Work required =>
Below is some material; transcribe all of it exactly.

Stored data =>

****

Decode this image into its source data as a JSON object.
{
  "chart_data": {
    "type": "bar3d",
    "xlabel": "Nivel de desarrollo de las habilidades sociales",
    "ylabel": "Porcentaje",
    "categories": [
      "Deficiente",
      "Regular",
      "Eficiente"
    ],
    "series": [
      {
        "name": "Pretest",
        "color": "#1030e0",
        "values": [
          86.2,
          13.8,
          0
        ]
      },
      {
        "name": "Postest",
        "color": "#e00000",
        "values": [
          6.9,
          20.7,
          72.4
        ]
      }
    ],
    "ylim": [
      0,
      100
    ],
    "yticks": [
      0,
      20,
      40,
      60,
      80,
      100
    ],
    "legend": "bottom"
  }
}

****

Finished exercise =>
Decode this image into its source data as a JSON object.
{
  "chart_data": {
    "type": "bar3d",
    "xlabel": "Nivel de desarrollo de las habilidades sociales",
    "ylabel": "Porcentaje",
    "categories": [
      "Deficiente",
      "Regular",
      "Eficiente"
    ],
    "series": [
      {
        "name": "Pretest",
        "color": "#1030e0",
        "values": [
          86.2,
          13.8,
          0
        ]
      },
      {
        "name": "Postest",
        "color": "#e00000",
        "values": [
          6.9,
          20.7,
          72.4
        ]
      }
    ],
    "ylim": [
      0,
      100
    ],
    "yticks": [
      0,
      20,
      40,
      60,
      80,
      100
    ],
    "legend": "bottom"
  }
}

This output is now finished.